■ GIVEN DATA:
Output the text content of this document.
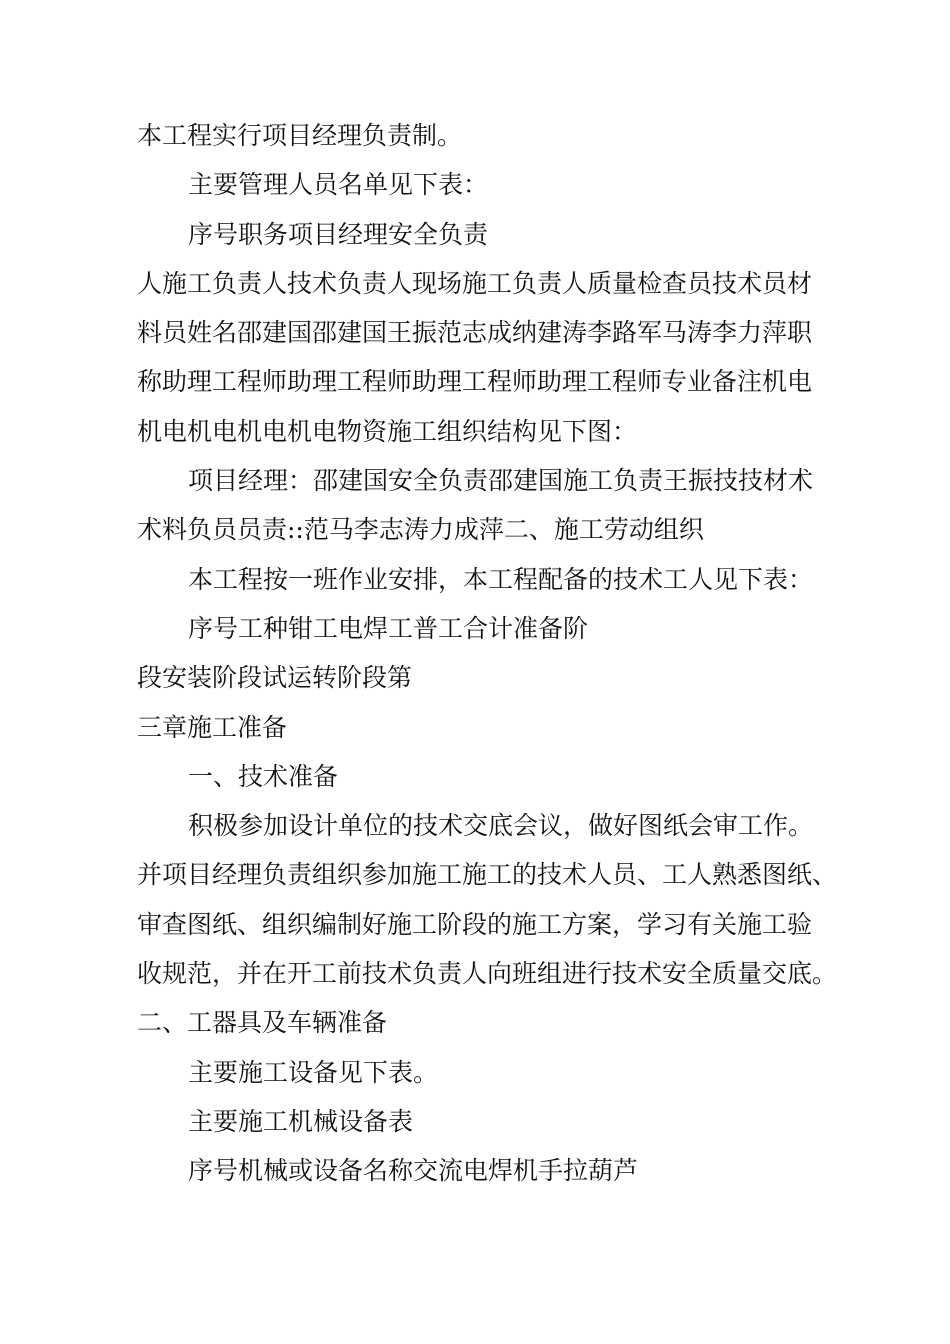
本工程实行项目经理负责制。
主要管理人员名单见下表：
序号职务项目经理安全负责
人施工负责人技术负责人现场施工负责人质量检查员技术员材
料员姓名邵建国邵建国王振范志成纳建涛李路军马涛李力萍职
称助理工程师助理工程师助理工程师助理工程师专业备注机电
机电机电机电机电物资施工组织结构见下图：
项目经理：邵建国安全负责邵建国施工负责王振技技材术
术料负员员责::范马李志涛力成萍二、施工劳动组织
本工程按一班作业安排，本工程配备的技术工人见下表：
序号工种钳工电焊工普工合计准备阶
段安装阶段试运转阶段第
三章施工准备
一、技术准备
积极参加设计单位的技术交底会议，做好图纸会审工作。
并项目经理负责组织参加施工施工的技术人员、工人熟悉图纸、
审查图纸、组织编制好施工阶段的施工方案，学习有关施工验
收规范，并在开工前技术负责人向班组进行技术安全质量交底。
二、工器具及车辆准备
主要施工设备见下表。
主要施工机械设备表
序号机械或设备名称交流电焊机手拉葫芦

■ WRITTEN PROBLEM:
Omit every picture, then reproduce the rest of the listing exactly.

■ FULL ANSWER:
Output the text content of this document.
本工程实行项目经理负责制。
主要管理人员名单见下表：
序号职务项目经理安全负责
人施工负责人技术负责人现场施工负责人质量检查员技术员材
料员姓名邵建国邵建国王振范志成纳建涛李路军马涛李力萍职
称助理工程师助理工程师助理工程师助理工程师专业备注机电
机电机电机电机电物资施工组织结构见下图：
项目经理：邵建国安全负责邵建国施工负责王振技技材术
术料负员员责::范马李志涛力成萍二、施工劳动组织
本工程按一班作业安排，本工程配备的技术工人见下表：
序号工种钳工电焊工普工合计准备阶
段安装阶段试运转阶段第
三章施工准备
一、技术准备
积极参加设计单位的技术交底会议，做好图纸会审工作。
并项目经理负责组织参加施工施工的技术人员、工人熟悉图纸、
审查图纸、组织编制好施工阶段的施工方案，学习有关施工验
收规范，并在开工前技术负责人向班组进行技术安全质量交底。
二、工器具及车辆准备
主要施工设备见下表。
主要施工机械设备表
序号机械或设备名称交流电焊机手拉葫芦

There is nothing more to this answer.